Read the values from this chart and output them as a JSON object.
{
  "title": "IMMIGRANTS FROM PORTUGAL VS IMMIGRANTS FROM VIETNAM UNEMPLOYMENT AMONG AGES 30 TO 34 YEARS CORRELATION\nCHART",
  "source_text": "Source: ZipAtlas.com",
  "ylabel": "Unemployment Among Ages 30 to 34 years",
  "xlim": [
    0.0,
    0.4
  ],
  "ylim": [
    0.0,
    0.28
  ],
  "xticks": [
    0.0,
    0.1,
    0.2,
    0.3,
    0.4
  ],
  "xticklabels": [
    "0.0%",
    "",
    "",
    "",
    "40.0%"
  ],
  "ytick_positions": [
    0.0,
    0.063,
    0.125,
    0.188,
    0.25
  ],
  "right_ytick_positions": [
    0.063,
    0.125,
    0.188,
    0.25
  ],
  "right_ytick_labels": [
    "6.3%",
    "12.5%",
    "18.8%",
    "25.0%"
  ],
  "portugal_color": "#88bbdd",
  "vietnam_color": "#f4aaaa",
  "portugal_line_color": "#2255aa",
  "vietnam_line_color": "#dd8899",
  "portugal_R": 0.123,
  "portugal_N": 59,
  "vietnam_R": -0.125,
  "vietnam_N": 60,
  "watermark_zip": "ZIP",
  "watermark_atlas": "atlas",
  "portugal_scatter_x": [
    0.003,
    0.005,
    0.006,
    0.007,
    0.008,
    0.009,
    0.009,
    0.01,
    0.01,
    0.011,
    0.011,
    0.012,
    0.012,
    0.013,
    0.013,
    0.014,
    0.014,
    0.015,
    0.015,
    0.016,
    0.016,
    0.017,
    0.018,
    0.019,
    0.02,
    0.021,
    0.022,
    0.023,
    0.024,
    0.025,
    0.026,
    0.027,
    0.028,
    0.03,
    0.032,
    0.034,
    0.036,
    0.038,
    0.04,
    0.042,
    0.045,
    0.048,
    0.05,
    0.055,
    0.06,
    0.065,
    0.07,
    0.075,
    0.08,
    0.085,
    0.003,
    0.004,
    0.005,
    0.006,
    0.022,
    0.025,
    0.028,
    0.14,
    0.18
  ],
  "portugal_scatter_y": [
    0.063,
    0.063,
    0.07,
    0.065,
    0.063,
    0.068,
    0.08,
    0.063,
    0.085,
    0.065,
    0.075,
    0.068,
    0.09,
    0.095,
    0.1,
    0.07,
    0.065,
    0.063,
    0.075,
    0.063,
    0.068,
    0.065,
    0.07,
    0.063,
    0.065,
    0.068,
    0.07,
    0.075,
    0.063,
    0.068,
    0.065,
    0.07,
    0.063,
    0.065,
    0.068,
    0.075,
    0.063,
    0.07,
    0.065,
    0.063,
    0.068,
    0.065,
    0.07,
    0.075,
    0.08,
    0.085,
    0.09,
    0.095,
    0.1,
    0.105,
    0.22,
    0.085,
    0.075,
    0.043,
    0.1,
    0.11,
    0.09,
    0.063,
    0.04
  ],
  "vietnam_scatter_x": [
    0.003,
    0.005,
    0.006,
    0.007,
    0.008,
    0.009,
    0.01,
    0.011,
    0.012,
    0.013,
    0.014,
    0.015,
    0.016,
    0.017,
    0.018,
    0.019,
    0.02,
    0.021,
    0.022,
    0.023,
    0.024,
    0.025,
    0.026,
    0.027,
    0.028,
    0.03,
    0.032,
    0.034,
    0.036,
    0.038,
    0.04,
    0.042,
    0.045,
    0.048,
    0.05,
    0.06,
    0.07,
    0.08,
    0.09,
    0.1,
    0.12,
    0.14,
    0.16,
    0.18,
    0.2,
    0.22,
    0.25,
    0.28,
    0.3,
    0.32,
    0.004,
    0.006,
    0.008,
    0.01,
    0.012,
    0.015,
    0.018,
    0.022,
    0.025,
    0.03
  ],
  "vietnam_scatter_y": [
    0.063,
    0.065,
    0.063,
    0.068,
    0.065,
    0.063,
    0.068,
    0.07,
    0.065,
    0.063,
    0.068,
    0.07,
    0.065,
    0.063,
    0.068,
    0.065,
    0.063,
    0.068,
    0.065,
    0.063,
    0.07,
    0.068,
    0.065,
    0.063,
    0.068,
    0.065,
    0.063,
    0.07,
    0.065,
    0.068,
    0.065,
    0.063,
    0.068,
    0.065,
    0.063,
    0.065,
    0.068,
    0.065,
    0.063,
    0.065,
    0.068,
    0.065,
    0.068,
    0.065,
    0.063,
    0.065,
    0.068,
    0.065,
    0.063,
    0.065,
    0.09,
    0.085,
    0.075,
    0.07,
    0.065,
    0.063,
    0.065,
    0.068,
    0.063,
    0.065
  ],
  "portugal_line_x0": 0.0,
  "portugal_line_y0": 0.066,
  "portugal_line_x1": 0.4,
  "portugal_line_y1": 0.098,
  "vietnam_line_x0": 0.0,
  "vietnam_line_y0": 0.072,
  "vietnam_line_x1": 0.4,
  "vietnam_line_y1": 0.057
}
--*--
**Instruction**
Go through the listing and copy all of it exactly.

**The result**
Read the values from this chart and output them as a JSON object.
{
  "title": "IMMIGRANTS FROM PORTUGAL VS IMMIGRANTS FROM VIETNAM UNEMPLOYMENT AMONG AGES 30 TO 34 YEARS CORRELATION\nCHART",
  "source_text": "Source: ZipAtlas.com",
  "ylabel": "Unemployment Among Ages 30 to 34 years",
  "xlim": [
    0.0,
    0.4
  ],
  "ylim": [
    0.0,
    0.28
  ],
  "xticks": [
    0.0,
    0.1,
    0.2,
    0.3,
    0.4
  ],
  "xticklabels": [
    "0.0%",
    "",
    "",
    "",
    "40.0%"
  ],
  "ytick_positions": [
    0.0,
    0.063,
    0.125,
    0.188,
    0.25
  ],
  "right_ytick_positions": [
    0.063,
    0.125,
    0.188,
    0.25
  ],
  "right_ytick_labels": [
    "6.3%",
    "12.5%",
    "18.8%",
    "25.0%"
  ],
  "portugal_color": "#88bbdd",
  "vietnam_color": "#f4aaaa",
  "portugal_line_color": "#2255aa",
  "vietnam_line_color": "#dd8899",
  "portugal_R": 0.123,
  "portugal_N": 59,
  "vietnam_R": -0.125,
  "vietnam_N": 60,
  "watermark_zip": "ZIP",
  "watermark_atlas": "atlas",
  "portugal_scatter_x": [
    0.003,
    0.005,
    0.006,
    0.007,
    0.008,
    0.009,
    0.009,
    0.01,
    0.01,
    0.011,
    0.011,
    0.012,
    0.012,
    0.013,
    0.013,
    0.014,
    0.014,
    0.015,
    0.015,
    0.016,
    0.016,
    0.017,
    0.018,
    0.019,
    0.02,
    0.021,
    0.022,
    0.023,
    0.024,
    0.025,
    0.026,
    0.027,
    0.028,
    0.03,
    0.032,
    0.034,
    0.036,
    0.038,
    0.04,
    0.042,
    0.045,
    0.048,
    0.05,
    0.055,
    0.06,
    0.065,
    0.07,
    0.075,
    0.08,
    0.085,
    0.003,
    0.004,
    0.005,
    0.006,
    0.022,
    0.025,
    0.028,
    0.14,
    0.18
  ],
  "portugal_scatter_y": [
    0.063,
    0.063,
    0.07,
    0.065,
    0.063,
    0.068,
    0.08,
    0.063,
    0.085,
    0.065,
    0.075,
    0.068,
    0.09,
    0.095,
    0.1,
    0.07,
    0.065,
    0.063,
    0.075,
    0.063,
    0.068,
    0.065,
    0.07,
    0.063,
    0.065,
    0.068,
    0.07,
    0.075,
    0.063,
    0.068,
    0.065,
    0.07,
    0.063,
    0.065,
    0.068,
    0.075,
    0.063,
    0.07,
    0.065,
    0.063,
    0.068,
    0.065,
    0.07,
    0.075,
    0.08,
    0.085,
    0.09,
    0.095,
    0.1,
    0.105,
    0.22,
    0.085,
    0.075,
    0.043,
    0.1,
    0.11,
    0.09,
    0.063,
    0.04
  ],
  "vietnam_scatter_x": [
    0.003,
    0.005,
    0.006,
    0.007,
    0.008,
    0.009,
    0.01,
    0.011,
    0.012,
    0.013,
    0.014,
    0.015,
    0.016,
    0.017,
    0.018,
    0.019,
    0.02,
    0.021,
    0.022,
    0.023,
    0.024,
    0.025,
    0.026,
    0.027,
    0.028,
    0.03,
    0.032,
    0.034,
    0.036,
    0.038,
    0.04,
    0.042,
    0.045,
    0.048,
    0.05,
    0.06,
    0.07,
    0.08,
    0.09,
    0.1,
    0.12,
    0.14,
    0.16,
    0.18,
    0.2,
    0.22,
    0.25,
    0.28,
    0.3,
    0.32,
    0.004,
    0.006,
    0.008,
    0.01,
    0.012,
    0.015,
    0.018,
    0.022,
    0.025,
    0.03
  ],
  "vietnam_scatter_y": [
    0.063,
    0.065,
    0.063,
    0.068,
    0.065,
    0.063,
    0.068,
    0.07,
    0.065,
    0.063,
    0.068,
    0.07,
    0.065,
    0.063,
    0.068,
    0.065,
    0.063,
    0.068,
    0.065,
    0.063,
    0.07,
    0.068,
    0.065,
    0.063,
    0.068,
    0.065,
    0.063,
    0.07,
    0.065,
    0.068,
    0.065,
    0.063,
    0.068,
    0.065,
    0.063,
    0.065,
    0.068,
    0.065,
    0.063,
    0.065,
    0.068,
    0.065,
    0.068,
    0.065,
    0.063,
    0.065,
    0.068,
    0.065,
    0.063,
    0.065,
    0.09,
    0.085,
    0.075,
    0.07,
    0.065,
    0.063,
    0.065,
    0.068,
    0.063,
    0.065
  ],
  "portugal_line_x0": 0.0,
  "portugal_line_y0": 0.066,
  "portugal_line_x1": 0.4,
  "portugal_line_y1": 0.098,
  "vietnam_line_x0": 0.0,
  "vietnam_line_y0": 0.072,
  "vietnam_line_x1": 0.4,
  "vietnam_line_y1": 0.057
}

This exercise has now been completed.